→ **Problem to solve**
Search the material below for the string "base" and extract each line that has it.

→ **Input rows**

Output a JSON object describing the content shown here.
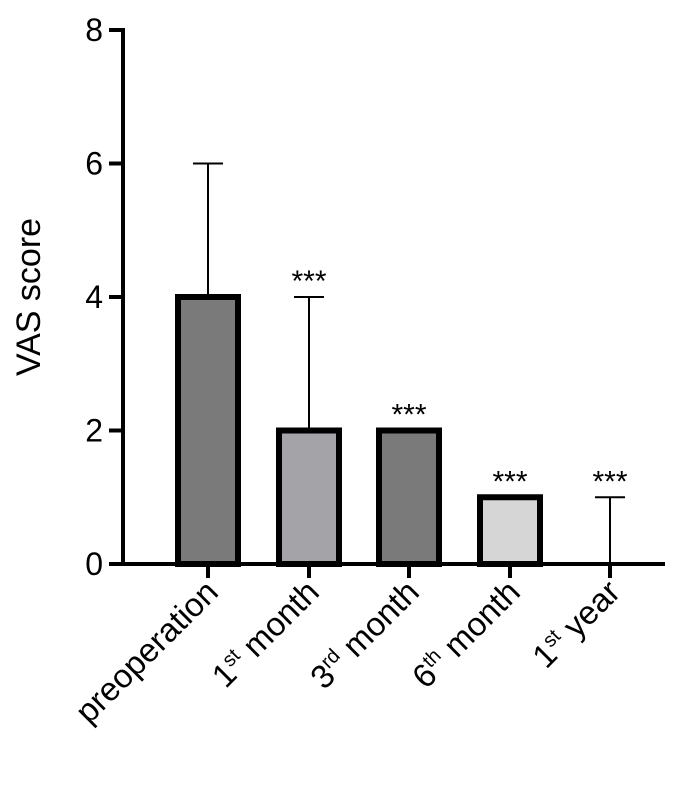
{
  "chart_data": {
    "type": "bar",
    "ylabel": "VAS score",
    "xlabel": "",
    "ylim": [
      0,
      8
    ],
    "yticks": [
      0,
      2,
      4,
      6,
      8
    ],
    "grid": false,
    "categories": [
      {
        "base": "preoperation",
        "sup": "",
        "rest": ""
      },
      {
        "base": "1",
        "sup": "st",
        "rest": " month"
      },
      {
        "base": "3",
        "sup": "rd",
        "rest": " month"
      },
      {
        "base": "6",
        "sup": "th",
        "rest": " month"
      },
      {
        "base": "1",
        "sup": "st",
        "rest": " year"
      }
    ],
    "values": [
      4,
      2,
      2,
      1,
      0
    ],
    "error_upper": [
      6,
      4,
      2,
      1,
      1
    ],
    "significance": [
      "",
      "***",
      "***",
      "***",
      "***"
    ],
    "bar_colors": [
      "#7a7a7a",
      "#a4a4a8",
      "#7a7a7a",
      "#d6d6d6",
      "#ffffff"
    ]
  }
}
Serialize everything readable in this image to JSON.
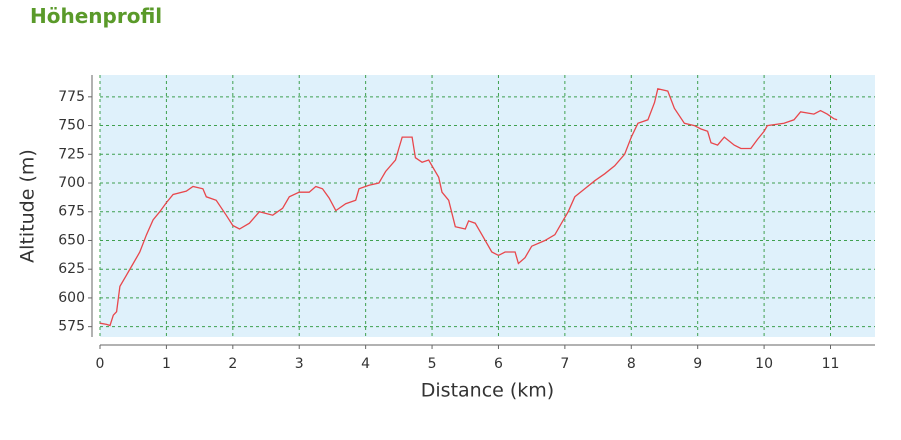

→ **Solution below**
        "base": "preoperation",
        "base": "1",
        "base": "3",
        "base": "6",
        "base": "1",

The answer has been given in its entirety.